-- REQUIRED TASK --
Leave out the images and repeat the listing below without a single change.

(Extracted data entries)
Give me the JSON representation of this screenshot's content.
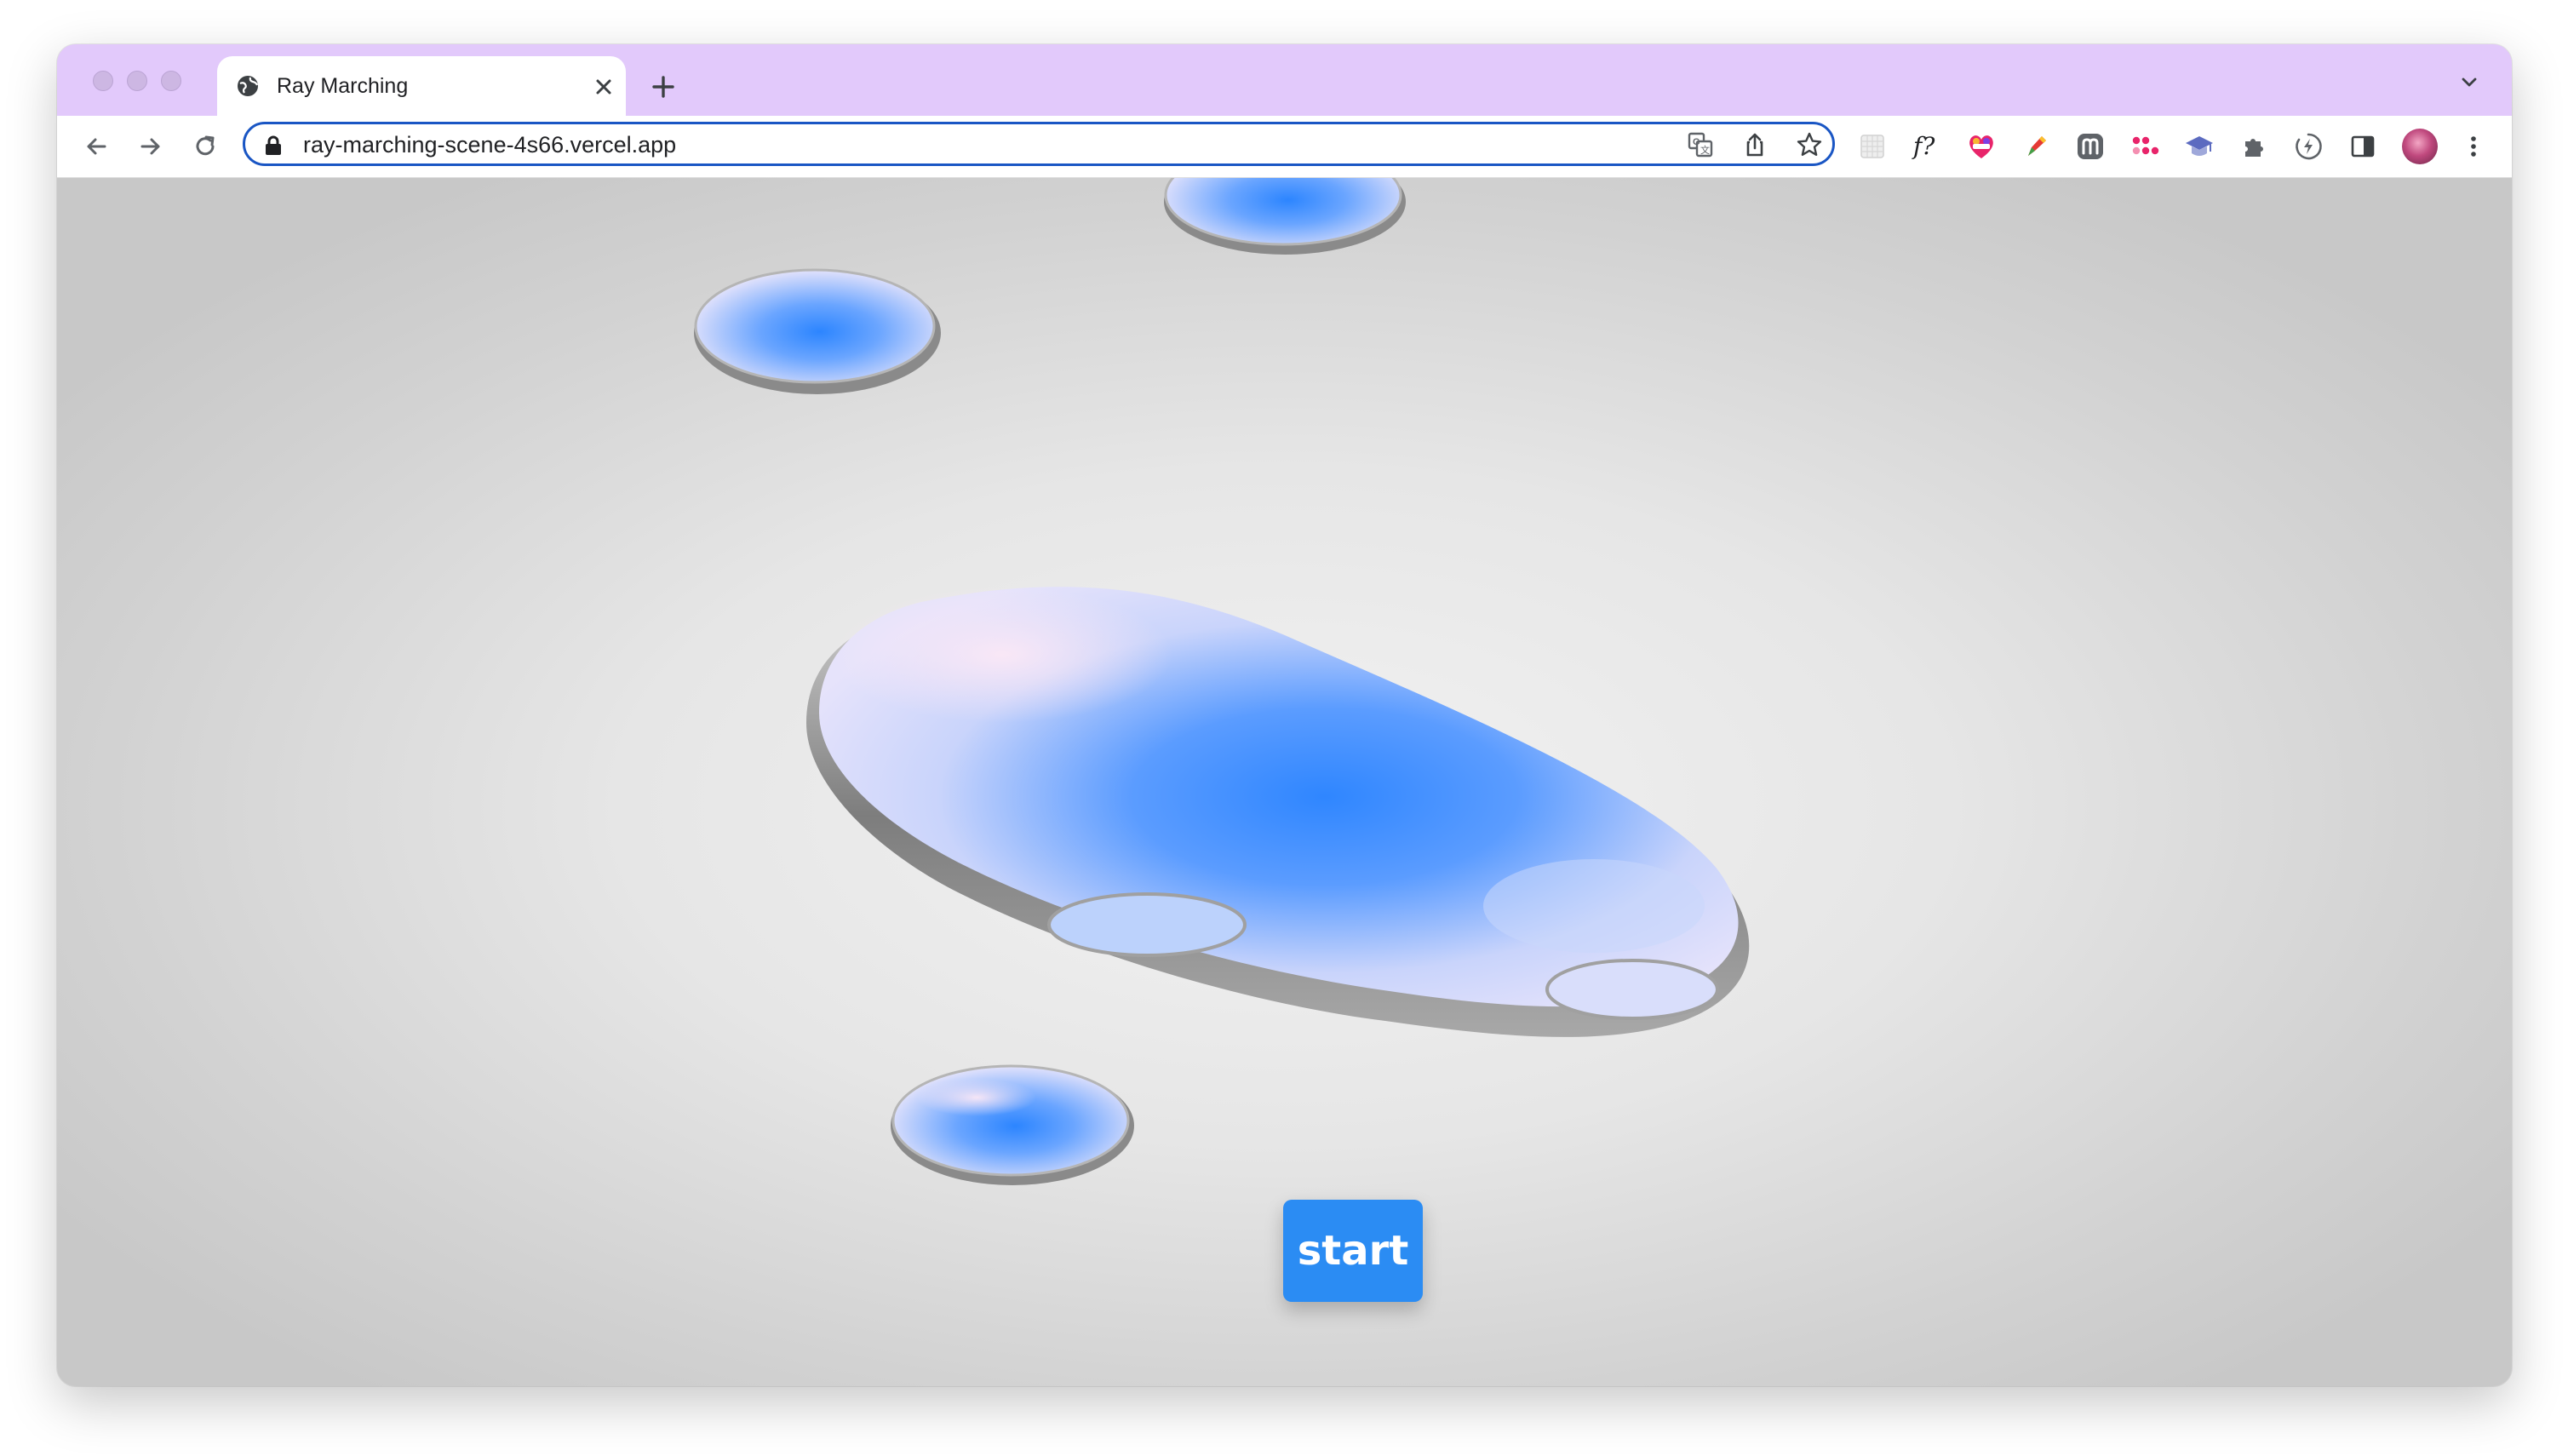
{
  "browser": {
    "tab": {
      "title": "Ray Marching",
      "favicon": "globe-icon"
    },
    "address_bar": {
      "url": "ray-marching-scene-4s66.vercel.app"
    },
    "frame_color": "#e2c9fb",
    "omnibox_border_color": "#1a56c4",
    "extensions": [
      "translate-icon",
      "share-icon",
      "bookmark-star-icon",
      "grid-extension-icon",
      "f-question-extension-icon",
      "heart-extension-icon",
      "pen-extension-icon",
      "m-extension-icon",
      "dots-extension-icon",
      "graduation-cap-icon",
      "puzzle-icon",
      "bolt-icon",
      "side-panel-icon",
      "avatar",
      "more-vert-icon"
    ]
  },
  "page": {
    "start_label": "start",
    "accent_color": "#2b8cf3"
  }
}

-- ANSWER --
Give me the JSON representation of this screenshot's content.
{
  "browser": {
    "tab": {
      "title": "Ray Marching",
      "favicon": "globe-icon"
    },
    "address_bar": {
      "url": "ray-marching-scene-4s66.vercel.app"
    },
    "frame_color": "#e2c9fb",
    "omnibox_border_color": "#1a56c4",
    "extensions": [
      "translate-icon",
      "share-icon",
      "bookmark-star-icon",
      "grid-extension-icon",
      "f-question-extension-icon",
      "heart-extension-icon",
      "pen-extension-icon",
      "m-extension-icon",
      "dots-extension-icon",
      "graduation-cap-icon",
      "puzzle-icon",
      "bolt-icon",
      "side-panel-icon",
      "avatar",
      "more-vert-icon"
    ]
  },
  "page": {
    "start_label": "start",
    "accent_color": "#2b8cf3"
  }
}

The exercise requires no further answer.